Stored data entries:
+-------+

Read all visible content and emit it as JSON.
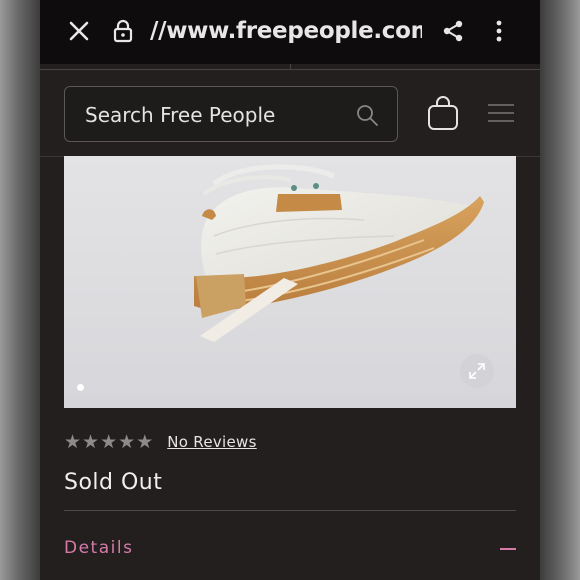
{
  "browser": {
    "url": "//www.freepeople.com/s",
    "close_icon": "close-icon",
    "lock_icon": "lock-icon",
    "share_icon": "share-icon",
    "more_icon": "more-vertical-icon"
  },
  "header": {
    "search_placeholder": "Search Free People",
    "search_icon": "search-icon",
    "bag_icon": "shopping-bag-icon",
    "menu_icon": "hamburger-menu-icon"
  },
  "product": {
    "image_alt_icon": "expand-icon",
    "carousel_count": 1,
    "carousel_active": 1,
    "rating_value": 0,
    "rating_max": 5,
    "reviews_label": "No Reviews",
    "status": "Sold Out",
    "details_label": "Details",
    "details_icon": "minus-icon"
  },
  "colors": {
    "accent": "#d77aa8",
    "background": "#231f1f"
  }
}
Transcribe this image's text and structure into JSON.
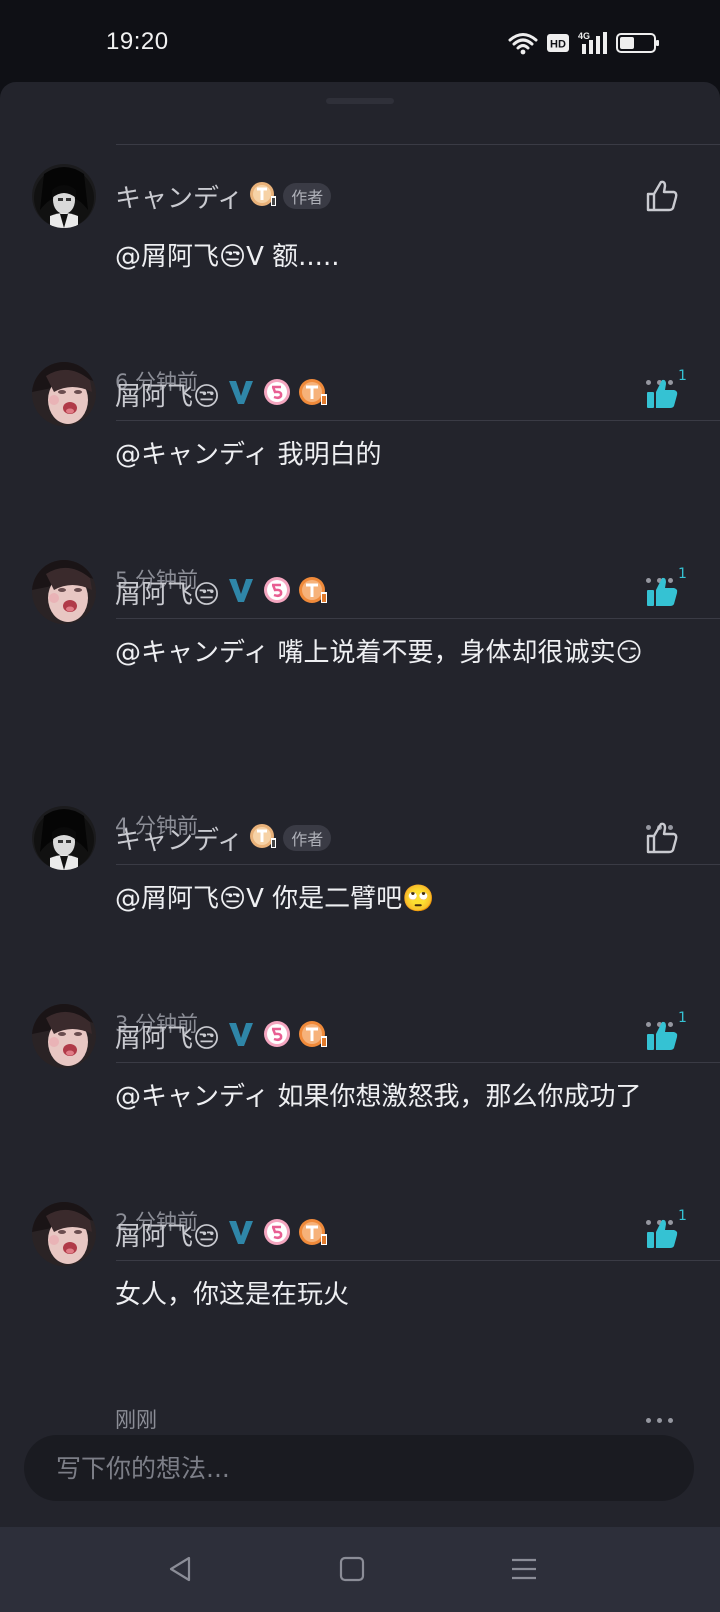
{
  "status_bar": {
    "time": "19:20",
    "icons": [
      "wifi-icon",
      "hd-icon",
      "signal-4g-icon",
      "battery-icon"
    ],
    "hd_label": "HD",
    "network_label": "4G"
  },
  "colors": {
    "background": "#23242c",
    "accent_like": "#35c2d3",
    "verified": "#2f86a8",
    "muted_text": "#8c8e97"
  },
  "comments": [
    {
      "name": "キャンディ",
      "author_badge": "作者",
      "text": "@屑阿飞😒V 额.....",
      "time": "6 分钟前",
      "liked": false,
      "like_count": ""
    },
    {
      "name": "屑阿飞😒",
      "author_badge": "",
      "text": "@キャンディ 我明白的",
      "time": "5 分钟前",
      "liked": true,
      "like_count": "1"
    },
    {
      "name": "屑阿飞😒",
      "author_badge": "",
      "text": "@キャンディ 嘴上说着不要，身体却很诚实😏",
      "time": "4 分钟前",
      "liked": true,
      "like_count": "1"
    },
    {
      "name": "キャンディ",
      "author_badge": "作者",
      "text": "@屑阿飞😒V 你是二臂吧🙄",
      "time": "3 分钟前",
      "liked": false,
      "like_count": ""
    },
    {
      "name": "屑阿飞😒",
      "author_badge": "",
      "text": "@キャンディ 如果你想激怒我，那么你成功了",
      "time": "2 分钟前",
      "liked": true,
      "like_count": "1"
    },
    {
      "name": "屑阿飞😒",
      "author_badge": "",
      "text": "女人，你这是在玩火",
      "time": "刚刚",
      "liked": true,
      "like_count": "1"
    }
  ],
  "composer": {
    "placeholder": "写下你的想法..."
  },
  "nav": [
    "back-icon",
    "home-icon",
    "recents-icon"
  ]
}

+-------+

— AIM —
Tell how many lines hold the string "background", giving the number and nothing else.

— OUTPUT BELOW —
2